** START **

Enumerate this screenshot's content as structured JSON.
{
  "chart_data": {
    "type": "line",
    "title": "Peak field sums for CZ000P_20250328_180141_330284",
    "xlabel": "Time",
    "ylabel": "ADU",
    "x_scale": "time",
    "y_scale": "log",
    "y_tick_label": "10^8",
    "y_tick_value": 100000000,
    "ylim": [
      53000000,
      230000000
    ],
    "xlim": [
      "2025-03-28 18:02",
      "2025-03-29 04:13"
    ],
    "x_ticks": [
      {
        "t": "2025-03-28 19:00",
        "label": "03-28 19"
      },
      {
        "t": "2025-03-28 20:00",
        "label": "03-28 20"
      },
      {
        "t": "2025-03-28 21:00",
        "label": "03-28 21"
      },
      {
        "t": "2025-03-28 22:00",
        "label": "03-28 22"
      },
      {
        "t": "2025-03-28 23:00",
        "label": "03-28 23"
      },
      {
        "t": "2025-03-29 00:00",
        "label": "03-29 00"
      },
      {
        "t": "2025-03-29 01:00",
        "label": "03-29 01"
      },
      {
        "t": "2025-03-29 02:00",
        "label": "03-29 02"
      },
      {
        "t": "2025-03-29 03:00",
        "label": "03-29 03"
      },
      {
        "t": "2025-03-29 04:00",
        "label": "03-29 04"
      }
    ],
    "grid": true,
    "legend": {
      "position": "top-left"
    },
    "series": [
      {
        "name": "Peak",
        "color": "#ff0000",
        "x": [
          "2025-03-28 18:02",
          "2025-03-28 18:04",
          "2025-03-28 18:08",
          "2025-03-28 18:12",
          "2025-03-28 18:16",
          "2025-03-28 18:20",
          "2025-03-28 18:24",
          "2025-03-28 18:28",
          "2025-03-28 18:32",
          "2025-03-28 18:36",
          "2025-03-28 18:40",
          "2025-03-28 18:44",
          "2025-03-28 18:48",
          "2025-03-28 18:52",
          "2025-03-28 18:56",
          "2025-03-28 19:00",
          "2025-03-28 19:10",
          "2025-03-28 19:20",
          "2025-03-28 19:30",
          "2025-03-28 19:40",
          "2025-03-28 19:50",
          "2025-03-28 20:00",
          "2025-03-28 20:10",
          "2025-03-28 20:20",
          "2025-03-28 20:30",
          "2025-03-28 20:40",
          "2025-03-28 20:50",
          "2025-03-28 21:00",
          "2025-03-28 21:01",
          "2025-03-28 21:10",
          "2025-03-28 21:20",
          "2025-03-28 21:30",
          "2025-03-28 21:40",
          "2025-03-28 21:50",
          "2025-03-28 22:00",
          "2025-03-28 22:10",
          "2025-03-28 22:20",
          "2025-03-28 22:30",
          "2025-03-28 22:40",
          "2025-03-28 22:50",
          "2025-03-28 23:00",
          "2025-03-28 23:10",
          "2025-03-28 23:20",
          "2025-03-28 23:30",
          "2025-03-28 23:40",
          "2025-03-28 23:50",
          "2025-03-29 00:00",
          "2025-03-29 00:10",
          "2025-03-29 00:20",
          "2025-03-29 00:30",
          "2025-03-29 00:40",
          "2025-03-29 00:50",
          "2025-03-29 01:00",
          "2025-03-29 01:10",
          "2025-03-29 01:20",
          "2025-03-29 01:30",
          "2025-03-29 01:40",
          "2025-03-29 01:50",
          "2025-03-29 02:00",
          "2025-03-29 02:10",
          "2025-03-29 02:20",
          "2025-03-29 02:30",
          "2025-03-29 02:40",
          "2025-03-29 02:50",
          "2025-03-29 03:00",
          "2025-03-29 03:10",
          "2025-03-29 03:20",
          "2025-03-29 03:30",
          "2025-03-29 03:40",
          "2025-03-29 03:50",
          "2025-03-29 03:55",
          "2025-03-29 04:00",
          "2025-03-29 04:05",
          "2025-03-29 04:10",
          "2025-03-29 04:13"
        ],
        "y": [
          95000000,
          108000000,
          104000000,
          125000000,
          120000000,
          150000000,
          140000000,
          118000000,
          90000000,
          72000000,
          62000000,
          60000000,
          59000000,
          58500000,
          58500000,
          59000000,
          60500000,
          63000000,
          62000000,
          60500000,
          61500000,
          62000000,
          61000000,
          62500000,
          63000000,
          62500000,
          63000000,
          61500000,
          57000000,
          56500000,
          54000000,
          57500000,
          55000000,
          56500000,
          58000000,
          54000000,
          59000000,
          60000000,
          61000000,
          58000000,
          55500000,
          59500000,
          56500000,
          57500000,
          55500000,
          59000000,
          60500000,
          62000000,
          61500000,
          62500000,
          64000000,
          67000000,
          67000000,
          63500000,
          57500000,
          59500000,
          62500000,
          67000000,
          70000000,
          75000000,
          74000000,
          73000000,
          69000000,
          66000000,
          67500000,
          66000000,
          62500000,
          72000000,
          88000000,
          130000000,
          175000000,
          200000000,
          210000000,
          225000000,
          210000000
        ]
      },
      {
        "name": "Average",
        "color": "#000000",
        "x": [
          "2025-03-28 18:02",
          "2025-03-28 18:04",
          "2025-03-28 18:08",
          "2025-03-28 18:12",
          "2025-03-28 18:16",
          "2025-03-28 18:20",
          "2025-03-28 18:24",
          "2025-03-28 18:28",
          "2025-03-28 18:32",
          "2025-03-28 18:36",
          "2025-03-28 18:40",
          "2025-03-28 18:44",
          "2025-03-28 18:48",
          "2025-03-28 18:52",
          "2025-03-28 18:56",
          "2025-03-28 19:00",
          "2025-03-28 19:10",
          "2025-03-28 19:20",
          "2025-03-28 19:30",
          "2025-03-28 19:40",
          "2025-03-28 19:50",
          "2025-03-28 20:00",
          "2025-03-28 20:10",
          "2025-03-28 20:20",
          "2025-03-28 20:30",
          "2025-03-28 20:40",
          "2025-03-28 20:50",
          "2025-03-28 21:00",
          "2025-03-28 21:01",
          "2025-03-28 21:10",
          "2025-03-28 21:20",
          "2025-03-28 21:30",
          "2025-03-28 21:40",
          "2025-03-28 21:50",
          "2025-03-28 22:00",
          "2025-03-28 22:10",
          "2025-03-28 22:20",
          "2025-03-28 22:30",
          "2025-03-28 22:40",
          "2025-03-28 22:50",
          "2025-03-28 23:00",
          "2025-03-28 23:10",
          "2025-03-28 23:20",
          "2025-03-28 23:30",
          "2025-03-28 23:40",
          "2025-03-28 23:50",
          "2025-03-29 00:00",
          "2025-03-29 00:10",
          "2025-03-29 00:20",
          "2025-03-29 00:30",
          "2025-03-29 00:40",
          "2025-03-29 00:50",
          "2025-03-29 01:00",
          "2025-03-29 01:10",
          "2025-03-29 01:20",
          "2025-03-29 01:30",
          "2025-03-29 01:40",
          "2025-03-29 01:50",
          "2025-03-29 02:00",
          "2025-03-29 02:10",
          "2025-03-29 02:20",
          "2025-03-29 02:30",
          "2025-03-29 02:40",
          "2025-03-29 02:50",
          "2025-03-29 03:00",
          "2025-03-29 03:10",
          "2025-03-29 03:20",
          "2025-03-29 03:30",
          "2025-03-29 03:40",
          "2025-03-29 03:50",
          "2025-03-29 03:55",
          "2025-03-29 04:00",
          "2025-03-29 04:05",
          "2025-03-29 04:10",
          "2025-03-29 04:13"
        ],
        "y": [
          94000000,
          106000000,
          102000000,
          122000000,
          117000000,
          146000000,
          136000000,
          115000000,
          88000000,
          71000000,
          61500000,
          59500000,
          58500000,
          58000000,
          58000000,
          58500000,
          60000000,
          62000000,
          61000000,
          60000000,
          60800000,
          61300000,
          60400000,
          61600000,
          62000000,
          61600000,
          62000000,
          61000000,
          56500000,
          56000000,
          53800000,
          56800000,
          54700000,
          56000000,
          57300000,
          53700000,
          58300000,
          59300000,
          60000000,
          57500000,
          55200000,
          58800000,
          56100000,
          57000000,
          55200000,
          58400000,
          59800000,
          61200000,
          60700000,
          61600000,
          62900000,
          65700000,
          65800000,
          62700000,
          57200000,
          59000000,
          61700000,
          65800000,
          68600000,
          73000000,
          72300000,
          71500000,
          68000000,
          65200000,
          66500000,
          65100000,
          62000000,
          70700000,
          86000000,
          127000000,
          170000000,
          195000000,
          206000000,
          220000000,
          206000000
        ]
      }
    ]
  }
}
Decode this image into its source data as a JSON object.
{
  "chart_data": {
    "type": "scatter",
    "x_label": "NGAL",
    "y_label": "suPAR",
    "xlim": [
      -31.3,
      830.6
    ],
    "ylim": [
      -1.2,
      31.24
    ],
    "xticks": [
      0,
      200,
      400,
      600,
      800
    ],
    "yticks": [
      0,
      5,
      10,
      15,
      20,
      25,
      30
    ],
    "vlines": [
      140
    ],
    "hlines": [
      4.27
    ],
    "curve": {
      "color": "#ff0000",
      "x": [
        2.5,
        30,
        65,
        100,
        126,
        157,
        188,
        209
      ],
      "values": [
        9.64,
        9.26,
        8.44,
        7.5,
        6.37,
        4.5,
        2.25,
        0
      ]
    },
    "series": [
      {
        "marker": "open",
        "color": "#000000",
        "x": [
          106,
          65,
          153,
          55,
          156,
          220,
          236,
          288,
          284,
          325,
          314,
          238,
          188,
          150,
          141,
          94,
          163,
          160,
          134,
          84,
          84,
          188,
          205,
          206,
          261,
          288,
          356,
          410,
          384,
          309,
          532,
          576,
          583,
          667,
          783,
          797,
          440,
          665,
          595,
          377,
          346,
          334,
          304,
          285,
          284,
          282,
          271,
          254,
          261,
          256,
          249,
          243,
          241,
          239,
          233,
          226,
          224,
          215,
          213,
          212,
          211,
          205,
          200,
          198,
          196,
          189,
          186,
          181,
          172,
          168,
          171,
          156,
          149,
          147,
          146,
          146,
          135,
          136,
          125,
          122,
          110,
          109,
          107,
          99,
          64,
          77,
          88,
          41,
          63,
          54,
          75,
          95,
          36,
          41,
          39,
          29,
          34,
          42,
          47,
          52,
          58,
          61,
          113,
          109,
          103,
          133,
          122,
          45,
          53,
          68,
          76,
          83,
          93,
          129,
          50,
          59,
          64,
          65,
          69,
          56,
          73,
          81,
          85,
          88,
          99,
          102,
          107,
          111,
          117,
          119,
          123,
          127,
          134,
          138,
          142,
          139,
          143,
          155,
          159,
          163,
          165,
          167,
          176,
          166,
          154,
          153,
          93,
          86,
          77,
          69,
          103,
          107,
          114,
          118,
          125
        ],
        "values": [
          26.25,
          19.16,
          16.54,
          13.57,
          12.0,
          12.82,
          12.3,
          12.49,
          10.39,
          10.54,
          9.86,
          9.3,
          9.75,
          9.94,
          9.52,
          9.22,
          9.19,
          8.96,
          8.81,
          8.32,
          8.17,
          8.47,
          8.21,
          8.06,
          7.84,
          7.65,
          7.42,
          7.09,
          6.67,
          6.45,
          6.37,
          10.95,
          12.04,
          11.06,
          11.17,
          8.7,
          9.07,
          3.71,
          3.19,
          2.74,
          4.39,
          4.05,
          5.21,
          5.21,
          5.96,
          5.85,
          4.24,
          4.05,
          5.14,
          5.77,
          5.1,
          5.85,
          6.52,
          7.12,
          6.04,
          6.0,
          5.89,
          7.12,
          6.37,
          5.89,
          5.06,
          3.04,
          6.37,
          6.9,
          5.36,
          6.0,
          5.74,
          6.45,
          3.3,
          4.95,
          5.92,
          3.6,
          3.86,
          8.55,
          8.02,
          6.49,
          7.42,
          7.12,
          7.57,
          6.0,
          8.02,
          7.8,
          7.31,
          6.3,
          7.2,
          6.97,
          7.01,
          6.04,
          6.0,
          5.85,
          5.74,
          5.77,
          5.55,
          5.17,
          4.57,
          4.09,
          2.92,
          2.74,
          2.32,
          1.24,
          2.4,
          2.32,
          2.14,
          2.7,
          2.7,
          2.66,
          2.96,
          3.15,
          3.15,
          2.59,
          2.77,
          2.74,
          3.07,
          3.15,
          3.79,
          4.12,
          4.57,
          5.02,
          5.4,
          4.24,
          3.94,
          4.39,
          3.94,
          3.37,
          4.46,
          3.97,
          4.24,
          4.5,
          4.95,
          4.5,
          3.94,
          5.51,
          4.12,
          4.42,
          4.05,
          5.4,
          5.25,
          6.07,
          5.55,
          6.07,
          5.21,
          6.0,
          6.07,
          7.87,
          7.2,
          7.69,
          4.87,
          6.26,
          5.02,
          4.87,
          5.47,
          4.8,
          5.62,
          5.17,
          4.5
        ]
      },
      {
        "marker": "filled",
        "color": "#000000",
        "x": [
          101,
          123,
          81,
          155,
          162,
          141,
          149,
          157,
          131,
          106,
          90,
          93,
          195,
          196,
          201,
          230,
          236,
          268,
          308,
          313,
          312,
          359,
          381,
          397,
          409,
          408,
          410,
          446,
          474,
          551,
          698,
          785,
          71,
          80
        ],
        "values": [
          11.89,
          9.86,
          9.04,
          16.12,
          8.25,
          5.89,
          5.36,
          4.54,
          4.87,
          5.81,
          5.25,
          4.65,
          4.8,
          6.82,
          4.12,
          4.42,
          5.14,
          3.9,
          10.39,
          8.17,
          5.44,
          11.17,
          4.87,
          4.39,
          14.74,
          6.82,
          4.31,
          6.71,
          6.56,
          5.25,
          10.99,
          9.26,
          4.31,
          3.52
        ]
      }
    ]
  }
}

** END **

-- EXERCISE DESCRIPTION --
From the entries, copy out each line containing the word "Peak".

-- RESPONSE TO THE EXERCISE --
    "title": "Peak field sums for CZ000P_20250328_180141_330284",
        "name": "Peak",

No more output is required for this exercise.